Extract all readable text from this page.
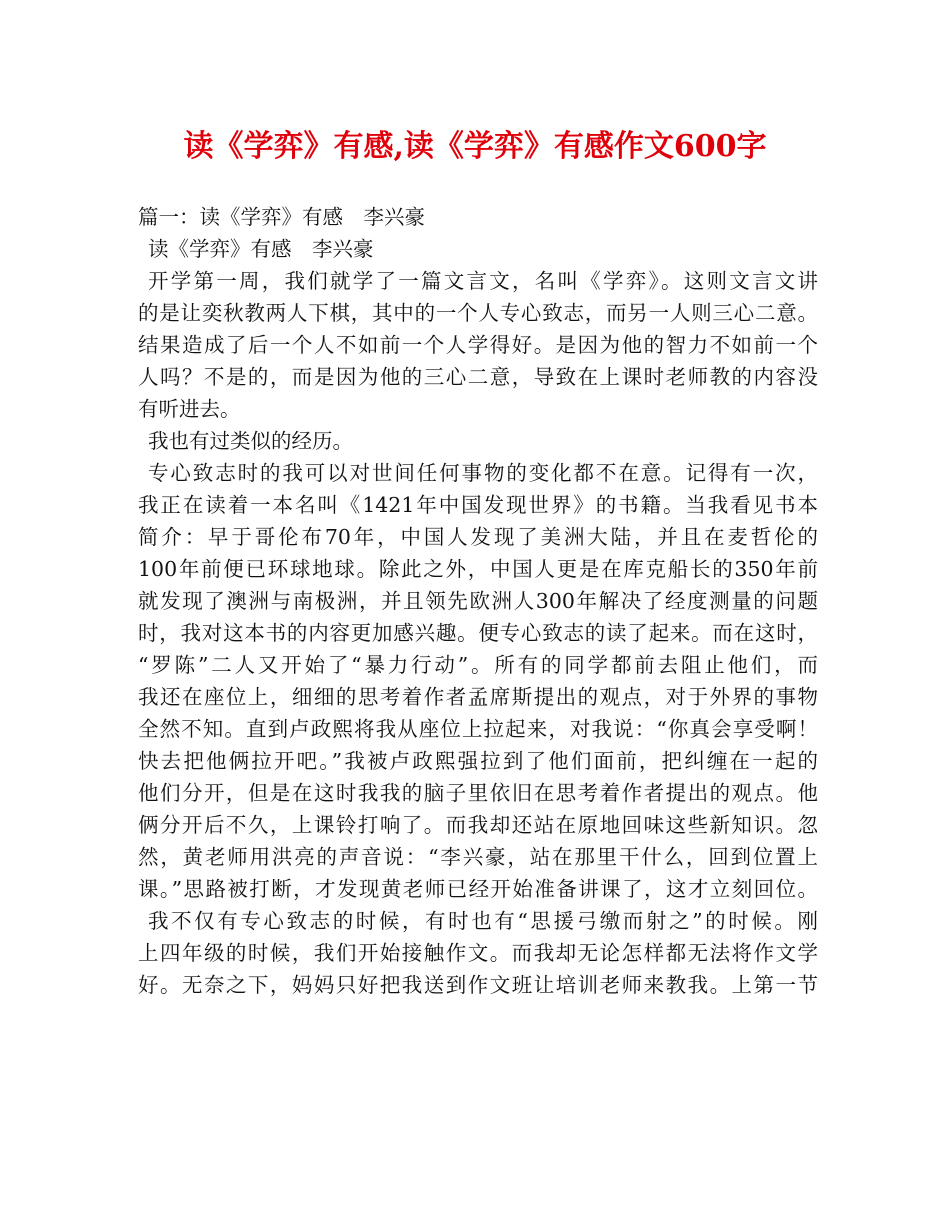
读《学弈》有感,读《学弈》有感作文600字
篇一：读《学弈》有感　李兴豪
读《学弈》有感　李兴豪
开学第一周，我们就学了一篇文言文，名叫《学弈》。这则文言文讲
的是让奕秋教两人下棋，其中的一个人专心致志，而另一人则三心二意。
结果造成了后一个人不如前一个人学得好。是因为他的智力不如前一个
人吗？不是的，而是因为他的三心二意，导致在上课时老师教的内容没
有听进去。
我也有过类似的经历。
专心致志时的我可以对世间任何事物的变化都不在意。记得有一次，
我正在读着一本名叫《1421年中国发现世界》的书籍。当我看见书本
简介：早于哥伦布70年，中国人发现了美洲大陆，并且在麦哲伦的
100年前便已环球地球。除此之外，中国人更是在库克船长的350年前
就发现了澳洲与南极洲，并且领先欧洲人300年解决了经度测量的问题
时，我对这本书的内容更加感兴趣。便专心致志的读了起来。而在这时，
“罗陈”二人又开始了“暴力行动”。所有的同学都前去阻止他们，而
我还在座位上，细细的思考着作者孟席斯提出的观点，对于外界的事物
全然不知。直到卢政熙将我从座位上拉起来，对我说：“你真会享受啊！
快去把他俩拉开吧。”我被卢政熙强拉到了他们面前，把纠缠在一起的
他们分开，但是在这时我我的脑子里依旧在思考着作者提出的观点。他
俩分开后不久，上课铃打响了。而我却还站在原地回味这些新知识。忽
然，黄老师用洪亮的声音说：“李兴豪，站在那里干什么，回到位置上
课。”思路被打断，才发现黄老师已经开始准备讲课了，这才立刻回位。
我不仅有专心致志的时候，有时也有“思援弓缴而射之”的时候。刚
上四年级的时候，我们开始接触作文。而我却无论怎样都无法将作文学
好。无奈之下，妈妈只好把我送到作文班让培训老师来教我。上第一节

### The request
Each entry above should be reproduced exactly, with the pictures removed.

### Solution
Extract all readable text from this page.
读《学弈》有感,读《学弈》有感作文600字
篇一：读《学弈》有感　李兴豪
读《学弈》有感　李兴豪
开学第一周，我们就学了一篇文言文，名叫《学弈》。这则文言文讲
的是让奕秋教两人下棋，其中的一个人专心致志，而另一人则三心二意。
结果造成了后一个人不如前一个人学得好。是因为他的智力不如前一个
人吗？不是的，而是因为他的三心二意，导致在上课时老师教的内容没
有听进去。
我也有过类似的经历。
专心致志时的我可以对世间任何事物的变化都不在意。记得有一次，
我正在读着一本名叫《1421年中国发现世界》的书籍。当我看见书本
简介：早于哥伦布70年，中国人发现了美洲大陆，并且在麦哲伦的
100年前便已环球地球。除此之外，中国人更是在库克船长的350年前
就发现了澳洲与南极洲，并且领先欧洲人300年解决了经度测量的问题
时，我对这本书的内容更加感兴趣。便专心致志的读了起来。而在这时，
“罗陈”二人又开始了“暴力行动”。所有的同学都前去阻止他们，而
我还在座位上，细细的思考着作者孟席斯提出的观点，对于外界的事物
全然不知。直到卢政熙将我从座位上拉起来，对我说：“你真会享受啊！
快去把他俩拉开吧。”我被卢政熙强拉到了他们面前，把纠缠在一起的
他们分开，但是在这时我我的脑子里依旧在思考着作者提出的观点。他
俩分开后不久，上课铃打响了。而我却还站在原地回味这些新知识。忽
然，黄老师用洪亮的声音说：“李兴豪，站在那里干什么，回到位置上
课。”思路被打断，才发现黄老师已经开始准备讲课了，这才立刻回位。
我不仅有专心致志的时候，有时也有“思援弓缴而射之”的时候。刚
上四年级的时候，我们开始接触作文。而我却无论怎样都无法将作文学
好。无奈之下，妈妈只好把我送到作文班让培训老师来教我。上第一节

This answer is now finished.